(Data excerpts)
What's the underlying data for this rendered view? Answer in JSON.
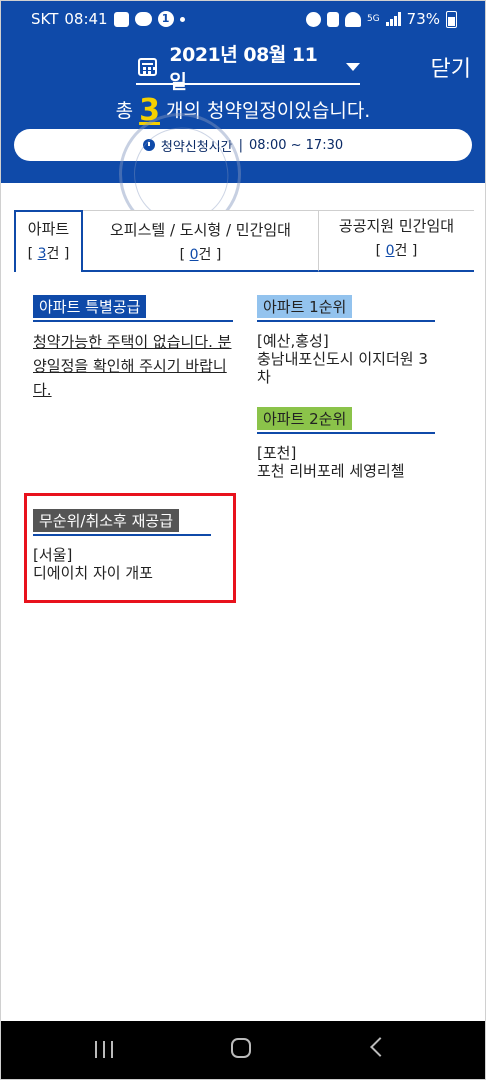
{
  "status_bar": {
    "carrier": "SKT",
    "time": "08:41",
    "notification_count": "1",
    "network": "5G",
    "battery": "73%"
  },
  "header": {
    "date": "2021년 08월 11일",
    "close_label": "닫기",
    "summary_prefix": "총",
    "summary_count": "3",
    "summary_suffix": "개의 청약일정이있습니다.",
    "time_label": "청약신청시간",
    "time_separator": "|",
    "time_range": "08:00 ~ 17:30"
  },
  "tabs": [
    {
      "label": "아파트",
      "count": "3",
      "count_suffix": "건"
    },
    {
      "label": "오피스텔 / 도시형 / 민간임대",
      "count": "0",
      "count_suffix": "건"
    },
    {
      "label": "공공지원 민간임대",
      "count": "0",
      "count_suffix": "건"
    }
  ],
  "bracket_open": "[",
  "bracket_close": "]",
  "sections": {
    "special": {
      "title": "아파트 특별공급",
      "message": "청약가능한 주택이 없습니다. 분양일정을 확인해 주시기 바랍니다."
    },
    "first": {
      "title": "아파트 1순위",
      "region": "[예산,홍성]",
      "name": "충남내포신도시 이지더원 3차"
    },
    "second": {
      "title": "아파트 2순위",
      "region": "[포천]",
      "name": "포천 리버포레 세영리첼"
    },
    "resupply": {
      "title": "무순위/취소후 재공급",
      "region": "[서울]",
      "name": "디에이치 자이 개포"
    }
  },
  "colors": {
    "brand_blue": "#0f4aa9",
    "count_yellow": "#f5d000",
    "first_rank": "#93c3ee",
    "second_rank": "#8bc34a",
    "resupply": "#555555",
    "highlight_red": "#e8121c"
  },
  "icons": [
    "calendar-icon",
    "dropdown-caret-icon",
    "clock-icon",
    "recent-apps-icon",
    "home-icon",
    "back-icon"
  ]
}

THE PROBLEM - Without including any pictures, print each record exactly.

ANSWER TO THIS TASK -
What's the underlying data for this rendered view? Answer in JSON.
{
  "status_bar": {
    "carrier": "SKT",
    "time": "08:41",
    "notification_count": "1",
    "network": "5G",
    "battery": "73%"
  },
  "header": {
    "date": "2021년 08월 11일",
    "close_label": "닫기",
    "summary_prefix": "총",
    "summary_count": "3",
    "summary_suffix": "개의 청약일정이있습니다.",
    "time_label": "청약신청시간",
    "time_separator": "|",
    "time_range": "08:00 ~ 17:30"
  },
  "tabs": [
    {
      "label": "아파트",
      "count": "3",
      "count_suffix": "건"
    },
    {
      "label": "오피스텔 / 도시형 / 민간임대",
      "count": "0",
      "count_suffix": "건"
    },
    {
      "label": "공공지원 민간임대",
      "count": "0",
      "count_suffix": "건"
    }
  ],
  "bracket_open": "[",
  "bracket_close": "]",
  "sections": {
    "special": {
      "title": "아파트 특별공급",
      "message": "청약가능한 주택이 없습니다. 분양일정을 확인해 주시기 바랍니다."
    },
    "first": {
      "title": "아파트 1순위",
      "region": "[예산,홍성]",
      "name": "충남내포신도시 이지더원 3차"
    },
    "second": {
      "title": "아파트 2순위",
      "region": "[포천]",
      "name": "포천 리버포레 세영리첼"
    },
    "resupply": {
      "title": "무순위/취소후 재공급",
      "region": "[서울]",
      "name": "디에이치 자이 개포"
    }
  },
  "colors": {
    "brand_blue": "#0f4aa9",
    "count_yellow": "#f5d000",
    "first_rank": "#93c3ee",
    "second_rank": "#8bc34a",
    "resupply": "#555555",
    "highlight_red": "#e8121c"
  },
  "icons": [
    "calendar-icon",
    "dropdown-caret-icon",
    "clock-icon",
    "recent-apps-icon",
    "home-icon",
    "back-icon"
  ]
}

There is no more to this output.